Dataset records
________

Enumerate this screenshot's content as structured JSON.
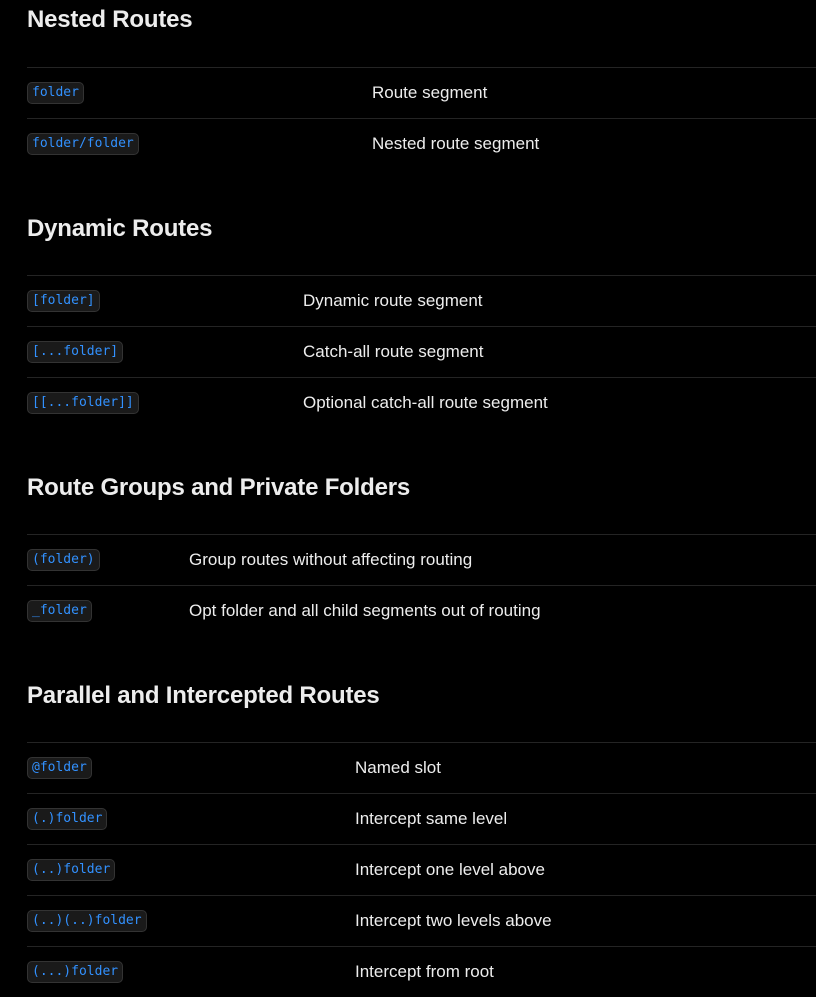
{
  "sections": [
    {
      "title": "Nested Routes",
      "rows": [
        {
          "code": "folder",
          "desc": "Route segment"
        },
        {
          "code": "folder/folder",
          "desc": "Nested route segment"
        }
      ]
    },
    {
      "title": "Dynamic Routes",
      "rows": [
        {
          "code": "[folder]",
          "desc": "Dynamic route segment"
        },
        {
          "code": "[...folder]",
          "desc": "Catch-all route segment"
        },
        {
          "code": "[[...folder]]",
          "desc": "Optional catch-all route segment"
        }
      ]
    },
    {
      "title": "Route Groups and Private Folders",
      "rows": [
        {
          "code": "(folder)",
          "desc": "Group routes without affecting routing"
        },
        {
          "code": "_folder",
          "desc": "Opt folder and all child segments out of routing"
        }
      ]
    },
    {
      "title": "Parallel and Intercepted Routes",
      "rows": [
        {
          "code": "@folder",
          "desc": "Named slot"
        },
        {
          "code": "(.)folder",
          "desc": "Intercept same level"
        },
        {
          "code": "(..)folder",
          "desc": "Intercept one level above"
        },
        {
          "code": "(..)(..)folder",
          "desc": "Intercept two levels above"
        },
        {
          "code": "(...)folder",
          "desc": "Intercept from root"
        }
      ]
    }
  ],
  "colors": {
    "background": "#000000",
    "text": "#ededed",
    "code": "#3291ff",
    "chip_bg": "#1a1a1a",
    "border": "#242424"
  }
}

________

__OBJECTIVE__: Without the pictures, repeat all the records word for word.

__REPLY TO THE EXERCISE__:
Enumerate this screenshot's content as structured JSON.
{
  "sections": [
    {
      "title": "Nested Routes",
      "rows": [
        {
          "code": "folder",
          "desc": "Route segment"
        },
        {
          "code": "folder/folder",
          "desc": "Nested route segment"
        }
      ]
    },
    {
      "title": "Dynamic Routes",
      "rows": [
        {
          "code": "[folder]",
          "desc": "Dynamic route segment"
        },
        {
          "code": "[...folder]",
          "desc": "Catch-all route segment"
        },
        {
          "code": "[[...folder]]",
          "desc": "Optional catch-all route segment"
        }
      ]
    },
    {
      "title": "Route Groups and Private Folders",
      "rows": [
        {
          "code": "(folder)",
          "desc": "Group routes without affecting routing"
        },
        {
          "code": "_folder",
          "desc": "Opt folder and all child segments out of routing"
        }
      ]
    },
    {
      "title": "Parallel and Intercepted Routes",
      "rows": [
        {
          "code": "@folder",
          "desc": "Named slot"
        },
        {
          "code": "(.)folder",
          "desc": "Intercept same level"
        },
        {
          "code": "(..)folder",
          "desc": "Intercept one level above"
        },
        {
          "code": "(..)(..)folder",
          "desc": "Intercept two levels above"
        },
        {
          "code": "(...)folder",
          "desc": "Intercept from root"
        }
      ]
    }
  ],
  "colors": {
    "background": "#000000",
    "text": "#ededed",
    "code": "#3291ff",
    "chip_bg": "#1a1a1a",
    "border": "#242424"
  }
}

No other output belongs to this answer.